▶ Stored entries

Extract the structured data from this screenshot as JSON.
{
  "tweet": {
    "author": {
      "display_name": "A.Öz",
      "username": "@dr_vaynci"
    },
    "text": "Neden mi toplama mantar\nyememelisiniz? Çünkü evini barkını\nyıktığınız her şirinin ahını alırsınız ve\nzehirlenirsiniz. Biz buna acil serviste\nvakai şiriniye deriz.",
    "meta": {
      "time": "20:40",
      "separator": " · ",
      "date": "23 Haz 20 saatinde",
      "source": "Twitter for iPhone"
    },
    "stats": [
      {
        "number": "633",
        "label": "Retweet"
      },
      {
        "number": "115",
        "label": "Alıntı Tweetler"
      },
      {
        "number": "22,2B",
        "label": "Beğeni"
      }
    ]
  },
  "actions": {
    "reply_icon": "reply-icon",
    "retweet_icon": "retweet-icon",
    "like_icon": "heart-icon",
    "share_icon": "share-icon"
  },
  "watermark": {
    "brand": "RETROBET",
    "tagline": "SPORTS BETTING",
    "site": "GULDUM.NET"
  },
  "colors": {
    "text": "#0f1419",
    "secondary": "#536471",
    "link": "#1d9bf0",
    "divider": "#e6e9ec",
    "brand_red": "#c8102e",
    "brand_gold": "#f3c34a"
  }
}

▶ Work to be completed
Your task is to repeat each line of the material exactly.

▶ Complete output
Extract the structured data from this screenshot as JSON.
{
  "tweet": {
    "author": {
      "display_name": "A.Öz",
      "username": "@dr_vaynci"
    },
    "text": "Neden mi toplama mantar\nyememelisiniz? Çünkü evini barkını\nyıktığınız her şirinin ahını alırsınız ve\nzehirlenirsiniz. Biz buna acil serviste\nvakai şiriniye deriz.",
    "meta": {
      "time": "20:40",
      "separator": " · ",
      "date": "23 Haz 20 saatinde",
      "source": "Twitter for iPhone"
    },
    "stats": [
      {
        "number": "633",
        "label": "Retweet"
      },
      {
        "number": "115",
        "label": "Alıntı Tweetler"
      },
      {
        "number": "22,2B",
        "label": "Beğeni"
      }
    ]
  },
  "actions": {
    "reply_icon": "reply-icon",
    "retweet_icon": "retweet-icon",
    "like_icon": "heart-icon",
    "share_icon": "share-icon"
  },
  "watermark": {
    "brand": "RETROBET",
    "tagline": "SPORTS BETTING",
    "site": "GULDUM.NET"
  },
  "colors": {
    "text": "#0f1419",
    "secondary": "#536471",
    "link": "#1d9bf0",
    "divider": "#e6e9ec",
    "brand_red": "#c8102e",
    "brand_gold": "#f3c34a"
  }
}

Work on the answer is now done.